* _Task description_:
Locate the word "title" in the data below, then copy every line that holds it.
--------
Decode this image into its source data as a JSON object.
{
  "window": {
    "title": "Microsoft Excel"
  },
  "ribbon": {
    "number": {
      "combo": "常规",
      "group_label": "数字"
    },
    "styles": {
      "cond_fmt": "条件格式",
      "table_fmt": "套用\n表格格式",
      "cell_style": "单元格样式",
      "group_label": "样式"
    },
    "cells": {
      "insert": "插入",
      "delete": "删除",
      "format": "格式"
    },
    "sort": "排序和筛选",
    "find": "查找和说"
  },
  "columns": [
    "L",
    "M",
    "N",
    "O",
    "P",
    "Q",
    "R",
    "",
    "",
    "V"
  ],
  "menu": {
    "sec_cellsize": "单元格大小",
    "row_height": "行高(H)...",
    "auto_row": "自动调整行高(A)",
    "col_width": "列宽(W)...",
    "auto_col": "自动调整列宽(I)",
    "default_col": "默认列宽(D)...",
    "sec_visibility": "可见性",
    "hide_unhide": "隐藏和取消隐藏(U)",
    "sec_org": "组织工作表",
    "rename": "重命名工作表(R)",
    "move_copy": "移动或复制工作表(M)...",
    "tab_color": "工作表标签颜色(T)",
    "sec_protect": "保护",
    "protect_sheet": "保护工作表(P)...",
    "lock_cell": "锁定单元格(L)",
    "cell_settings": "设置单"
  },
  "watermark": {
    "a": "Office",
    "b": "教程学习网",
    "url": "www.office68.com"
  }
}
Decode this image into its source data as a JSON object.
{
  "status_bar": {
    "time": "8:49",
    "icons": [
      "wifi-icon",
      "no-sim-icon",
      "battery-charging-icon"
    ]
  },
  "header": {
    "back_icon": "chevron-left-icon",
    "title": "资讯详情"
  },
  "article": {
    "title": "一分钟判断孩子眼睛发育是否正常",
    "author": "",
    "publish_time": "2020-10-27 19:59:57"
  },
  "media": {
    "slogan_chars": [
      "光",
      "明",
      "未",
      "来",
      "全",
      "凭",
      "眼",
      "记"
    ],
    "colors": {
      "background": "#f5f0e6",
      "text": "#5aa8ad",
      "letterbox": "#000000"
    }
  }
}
--------
* _Task result_:
    "title": "Microsoft Excel"
    "title": "资讯详情"
    "title": "一分钟判断孩子眼睛发育是否正常",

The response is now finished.